### Task input

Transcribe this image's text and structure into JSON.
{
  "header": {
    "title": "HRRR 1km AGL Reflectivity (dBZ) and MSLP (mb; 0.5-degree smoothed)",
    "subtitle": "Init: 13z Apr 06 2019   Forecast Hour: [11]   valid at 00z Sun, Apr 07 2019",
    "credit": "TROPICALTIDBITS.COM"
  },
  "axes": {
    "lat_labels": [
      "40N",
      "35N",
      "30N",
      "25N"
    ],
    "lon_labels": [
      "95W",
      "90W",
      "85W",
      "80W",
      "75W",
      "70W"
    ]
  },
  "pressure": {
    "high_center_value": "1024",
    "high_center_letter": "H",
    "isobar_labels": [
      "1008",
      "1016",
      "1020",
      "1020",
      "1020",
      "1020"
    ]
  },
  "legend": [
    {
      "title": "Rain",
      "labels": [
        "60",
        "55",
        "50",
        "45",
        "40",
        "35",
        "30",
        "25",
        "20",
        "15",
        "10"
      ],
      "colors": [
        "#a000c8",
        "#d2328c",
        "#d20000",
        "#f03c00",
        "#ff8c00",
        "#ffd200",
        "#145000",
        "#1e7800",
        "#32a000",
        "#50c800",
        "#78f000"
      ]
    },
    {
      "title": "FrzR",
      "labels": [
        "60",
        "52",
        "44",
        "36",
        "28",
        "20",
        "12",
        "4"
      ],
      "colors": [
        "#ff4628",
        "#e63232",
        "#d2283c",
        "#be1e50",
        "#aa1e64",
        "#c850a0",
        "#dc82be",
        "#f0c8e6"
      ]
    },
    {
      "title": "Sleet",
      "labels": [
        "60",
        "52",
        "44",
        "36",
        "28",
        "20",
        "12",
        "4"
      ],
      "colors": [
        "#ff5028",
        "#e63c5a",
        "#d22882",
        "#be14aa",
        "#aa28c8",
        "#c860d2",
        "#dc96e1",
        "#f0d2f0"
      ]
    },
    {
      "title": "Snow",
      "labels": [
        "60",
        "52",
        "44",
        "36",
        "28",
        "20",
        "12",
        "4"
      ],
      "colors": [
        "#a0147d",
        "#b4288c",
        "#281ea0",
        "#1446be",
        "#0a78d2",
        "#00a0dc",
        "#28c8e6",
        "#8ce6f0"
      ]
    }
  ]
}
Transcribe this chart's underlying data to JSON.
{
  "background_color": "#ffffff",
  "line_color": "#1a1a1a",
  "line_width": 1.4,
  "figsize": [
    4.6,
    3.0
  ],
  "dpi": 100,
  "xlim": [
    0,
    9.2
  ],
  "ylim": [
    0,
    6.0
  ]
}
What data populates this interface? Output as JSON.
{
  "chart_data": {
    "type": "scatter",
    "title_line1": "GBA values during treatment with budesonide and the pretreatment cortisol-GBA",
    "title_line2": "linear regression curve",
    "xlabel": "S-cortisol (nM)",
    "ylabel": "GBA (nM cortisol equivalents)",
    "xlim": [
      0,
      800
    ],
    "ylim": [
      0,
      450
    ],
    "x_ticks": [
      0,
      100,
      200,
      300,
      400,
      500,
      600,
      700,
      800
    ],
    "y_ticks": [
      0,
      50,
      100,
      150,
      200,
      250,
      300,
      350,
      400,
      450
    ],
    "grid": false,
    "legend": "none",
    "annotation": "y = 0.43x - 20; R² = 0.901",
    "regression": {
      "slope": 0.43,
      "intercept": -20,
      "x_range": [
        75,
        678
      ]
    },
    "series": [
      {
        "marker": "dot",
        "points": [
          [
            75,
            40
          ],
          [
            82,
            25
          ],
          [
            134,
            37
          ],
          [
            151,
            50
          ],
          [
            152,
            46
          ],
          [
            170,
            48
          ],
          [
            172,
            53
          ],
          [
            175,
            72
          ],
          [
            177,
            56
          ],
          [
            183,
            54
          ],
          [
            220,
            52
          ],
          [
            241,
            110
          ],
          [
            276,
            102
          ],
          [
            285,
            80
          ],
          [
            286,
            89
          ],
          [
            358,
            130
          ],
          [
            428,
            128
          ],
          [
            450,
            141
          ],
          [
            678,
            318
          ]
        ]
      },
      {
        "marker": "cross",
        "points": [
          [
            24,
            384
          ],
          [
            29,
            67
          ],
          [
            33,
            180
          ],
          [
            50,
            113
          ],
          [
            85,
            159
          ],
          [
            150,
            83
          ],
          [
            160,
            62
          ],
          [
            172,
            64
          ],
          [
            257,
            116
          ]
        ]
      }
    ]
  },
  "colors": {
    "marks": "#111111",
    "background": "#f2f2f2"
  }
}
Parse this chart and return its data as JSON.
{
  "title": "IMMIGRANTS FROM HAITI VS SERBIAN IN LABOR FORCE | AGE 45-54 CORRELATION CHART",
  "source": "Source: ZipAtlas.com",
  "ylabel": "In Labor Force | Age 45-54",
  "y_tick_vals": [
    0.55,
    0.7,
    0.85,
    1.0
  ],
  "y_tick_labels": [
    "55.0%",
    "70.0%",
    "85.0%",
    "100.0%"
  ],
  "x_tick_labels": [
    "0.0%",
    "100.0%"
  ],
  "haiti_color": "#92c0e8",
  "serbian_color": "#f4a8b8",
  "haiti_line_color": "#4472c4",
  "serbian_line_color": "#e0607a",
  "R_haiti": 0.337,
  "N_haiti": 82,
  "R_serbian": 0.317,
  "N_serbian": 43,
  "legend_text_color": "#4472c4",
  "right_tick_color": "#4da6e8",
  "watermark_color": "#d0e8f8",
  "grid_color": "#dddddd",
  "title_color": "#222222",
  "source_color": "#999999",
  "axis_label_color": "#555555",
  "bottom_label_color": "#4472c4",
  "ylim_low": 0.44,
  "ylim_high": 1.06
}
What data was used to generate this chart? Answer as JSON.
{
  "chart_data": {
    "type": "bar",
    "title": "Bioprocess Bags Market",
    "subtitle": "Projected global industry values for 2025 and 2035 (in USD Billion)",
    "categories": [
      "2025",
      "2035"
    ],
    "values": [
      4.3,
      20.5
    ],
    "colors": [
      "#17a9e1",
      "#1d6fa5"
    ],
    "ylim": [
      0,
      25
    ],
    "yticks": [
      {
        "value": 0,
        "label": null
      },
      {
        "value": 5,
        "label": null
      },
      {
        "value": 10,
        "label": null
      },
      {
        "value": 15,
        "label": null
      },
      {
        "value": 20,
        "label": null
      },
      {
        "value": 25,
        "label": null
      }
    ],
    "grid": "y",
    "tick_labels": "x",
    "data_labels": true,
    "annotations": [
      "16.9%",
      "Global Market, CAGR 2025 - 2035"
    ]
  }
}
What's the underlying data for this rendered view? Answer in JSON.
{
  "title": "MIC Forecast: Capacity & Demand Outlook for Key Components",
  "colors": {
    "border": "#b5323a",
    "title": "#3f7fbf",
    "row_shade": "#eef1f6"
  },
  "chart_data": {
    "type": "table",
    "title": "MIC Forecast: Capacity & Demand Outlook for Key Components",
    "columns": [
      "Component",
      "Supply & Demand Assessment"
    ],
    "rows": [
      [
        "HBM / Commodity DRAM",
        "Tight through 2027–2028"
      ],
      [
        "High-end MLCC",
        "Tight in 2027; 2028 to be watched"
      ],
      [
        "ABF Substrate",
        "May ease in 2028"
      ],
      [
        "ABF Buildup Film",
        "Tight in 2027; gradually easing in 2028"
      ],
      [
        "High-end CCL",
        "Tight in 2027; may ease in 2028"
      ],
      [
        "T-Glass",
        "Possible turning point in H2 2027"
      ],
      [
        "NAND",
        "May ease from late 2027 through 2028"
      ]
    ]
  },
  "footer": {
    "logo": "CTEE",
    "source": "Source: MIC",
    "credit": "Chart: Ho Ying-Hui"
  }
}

######

▶ **Directions**: Every line of the data above should be reproduced word for word.

▶ **Exercise answer**:
Transcribe this image's text and structure into JSON.
{
  "header": {
    "title": "HRRR 1km AGL Reflectivity (dBZ) and MSLP (mb; 0.5-degree smoothed)",
    "subtitle": "Init: 13z Apr 06 2019   Forecast Hour: [11]   valid at 00z Sun, Apr 07 2019",
    "credit": "TROPICALTIDBITS.COM"
  },
  "axes": {
    "lat_labels": [
      "40N",
      "35N",
      "30N",
      "25N"
    ],
    "lon_labels": [
      "95W",
      "90W",
      "85W",
      "80W",
      "75W",
      "70W"
    ]
  },
  "pressure": {
    "high_center_value": "1024",
    "high_center_letter": "H",
    "isobar_labels": [
      "1008",
      "1016",
      "1020",
      "1020",
      "1020",
      "1020"
    ]
  },
  "legend": [
    {
      "title": "Rain",
      "labels": [
        "60",
        "55",
        "50",
        "45",
        "40",
        "35",
        "30",
        "25",
        "20",
        "15",
        "10"
      ],
      "colors": [
        "#a000c8",
        "#d2328c",
        "#d20000",
        "#f03c00",
        "#ff8c00",
        "#ffd200",
        "#145000",
        "#1e7800",
        "#32a000",
        "#50c800",
        "#78f000"
      ]
    },
    {
      "title": "FrzR",
      "labels": [
        "60",
        "52",
        "44",
        "36",
        "28",
        "20",
        "12",
        "4"
      ],
      "colors": [
        "#ff4628",
        "#e63232",
        "#d2283c",
        "#be1e50",
        "#aa1e64",
        "#c850a0",
        "#dc82be",
        "#f0c8e6"
      ]
    },
    {
      "title": "Sleet",
      "labels": [
        "60",
        "52",
        "44",
        "36",
        "28",
        "20",
        "12",
        "4"
      ],
      "colors": [
        "#ff5028",
        "#e63c5a",
        "#d22882",
        "#be14aa",
        "#aa28c8",
        "#c860d2",
        "#dc96e1",
        "#f0d2f0"
      ]
    },
    {
      "title": "Snow",
      "labels": [
        "60",
        "52",
        "44",
        "36",
        "28",
        "20",
        "12",
        "4"
      ],
      "colors": [
        "#a0147d",
        "#b4288c",
        "#281ea0",
        "#1446be",
        "#0a78d2",
        "#00a0dc",
        "#28c8e6",
        "#8ce6f0"
      ]
    }
  ]
}
Transcribe this chart's underlying data to JSON.
{
  "background_color": "#ffffff",
  "line_color": "#1a1a1a",
  "line_width": 1.4,
  "figsize": [
    4.6,
    3.0
  ],
  "dpi": 100,
  "xlim": [
    0,
    9.2
  ],
  "ylim": [
    0,
    6.0
  ]
}
What data populates this interface? Output as JSON.
{
  "chart_data": {
    "type": "scatter",
    "title_line1": "GBA values during treatment with budesonide and the pretreatment cortisol-GBA",
    "title_line2": "linear regression curve",
    "xlabel": "S-cortisol (nM)",
    "ylabel": "GBA (nM cortisol equivalents)",
    "xlim": [
      0,
      800
    ],
    "ylim": [
      0,
      450
    ],
    "x_ticks": [
      0,
      100,
      200,
      300,
      400,
      500,
      600,
      700,
      800
    ],
    "y_ticks": [
      0,
      50,
      100,
      150,
      200,
      250,
      300,
      350,
      400,
      450
    ],
    "grid": false,
    "legend": "none",
    "annotation": "y = 0.43x - 20; R² = 0.901",
    "regression": {
      "slope": 0.43,
      "intercept": -20,
      "x_range": [
        75,
        678
      ]
    },
    "series": [
      {
        "marker": "dot",
        "points": [
          [
            75,
            40
          ],
          [
            82,
            25
          ],
          [
            134,
            37
          ],
          [
            151,
            50
          ],
          [
            152,
            46
          ],
          [
            170,
            48
          ],
          [
            172,
            53
          ],
          [
            175,
            72
          ],
          [
            177,
            56
          ],
          [
            183,
            54
          ],
          [
            220,
            52
          ],
          [
            241,
            110
          ],
          [
            276,
            102
          ],
          [
            285,
            80
          ],
          [
            286,
            89
          ],
          [
            358,
            130
          ],
          [
            428,
            128
          ],
          [
            450,
            141
          ],
          [
            678,
            318
          ]
        ]
      },
      {
        "marker": "cross",
        "points": [
          [
            24,
            384
          ],
          [
            29,
            67
          ],
          [
            33,
            180
          ],
          [
            50,
            113
          ],
          [
            85,
            159
          ],
          [
            150,
            83
          ],
          [
            160,
            62
          ],
          [
            172,
            64
          ],
          [
            257,
            116
          ]
        ]
      }
    ]
  },
  "colors": {
    "marks": "#111111",
    "background": "#f2f2f2"
  }
}
Parse this chart and return its data as JSON.
{
  "title": "IMMIGRANTS FROM HAITI VS SERBIAN IN LABOR FORCE | AGE 45-54 CORRELATION CHART",
  "source": "Source: ZipAtlas.com",
  "ylabel": "In Labor Force | Age 45-54",
  "y_tick_vals": [
    0.55,
    0.7,
    0.85,
    1.0
  ],
  "y_tick_labels": [
    "55.0%",
    "70.0%",
    "85.0%",
    "100.0%"
  ],
  "x_tick_labels": [
    "0.0%",
    "100.0%"
  ],
  "haiti_color": "#92c0e8",
  "serbian_color": "#f4a8b8",
  "haiti_line_color": "#4472c4",
  "serbian_line_color": "#e0607a",
  "R_haiti": 0.337,
  "N_haiti": 82,
  "R_serbian": 0.317,
  "N_serbian": 43,
  "legend_text_color": "#4472c4",
  "right_tick_color": "#4da6e8",
  "watermark_color": "#d0e8f8",
  "grid_color": "#dddddd",
  "title_color": "#222222",
  "source_color": "#999999",
  "axis_label_color": "#555555",
  "bottom_label_color": "#4472c4",
  "ylim_low": 0.44,
  "ylim_high": 1.06
}
What data was used to generate this chart? Answer as JSON.
{
  "chart_data": {
    "type": "bar",
    "title": "Bioprocess Bags Market",
    "subtitle": "Projected global industry values for 2025 and 2035 (in USD Billion)",
    "categories": [
      "2025",
      "2035"
    ],
    "values": [
      4.3,
      20.5
    ],
    "colors": [
      "#17a9e1",
      "#1d6fa5"
    ],
    "ylim": [
      0,
      25
    ],
    "yticks": [
      {
        "value": 0,
        "label": null
      },
      {
        "value": 5,
        "label": null
      },
      {
        "value": 10,
        "label": null
      },
      {
        "value": 15,
        "label": null
      },
      {
        "value": 20,
        "label": null
      },
      {
        "value": 25,
        "label": null
      }
    ],
    "grid": "y",
    "tick_labels": "x",
    "data_labels": true,
    "annotations": [
      "16.9%",
      "Global Market, CAGR 2025 - 2035"
    ]
  }
}
What's the underlying data for this rendered view? Answer in JSON.
{
  "title": "MIC Forecast: Capacity & Demand Outlook for Key Components",
  "colors": {
    "border": "#b5323a",
    "title": "#3f7fbf",
    "row_shade": "#eef1f6"
  },
  "chart_data": {
    "type": "table",
    "title": "MIC Forecast: Capacity & Demand Outlook for Key Components",
    "columns": [
      "Component",
      "Supply & Demand Assessment"
    ],
    "rows": [
      [
        "HBM / Commodity DRAM",
        "Tight through 2027–2028"
      ],
      [
        "High-end MLCC",
        "Tight in 2027; 2028 to be watched"
      ],
      [
        "ABF Substrate",
        "May ease in 2028"
      ],
      [
        "ABF Buildup Film",
        "Tight in 2027; gradually easing in 2028"
      ],
      [
        "High-end CCL",
        "Tight in 2027; may ease in 2028"
      ],
      [
        "T-Glass",
        "Possible turning point in H2 2027"
      ],
      [
        "NAND",
        "May ease from late 2027 through 2028"
      ]
    ]
  },
  "footer": {
    "logo": "CTEE",
    "source": "Source: MIC",
    "credit": "Chart: Ho Ying-Hui"
  }
}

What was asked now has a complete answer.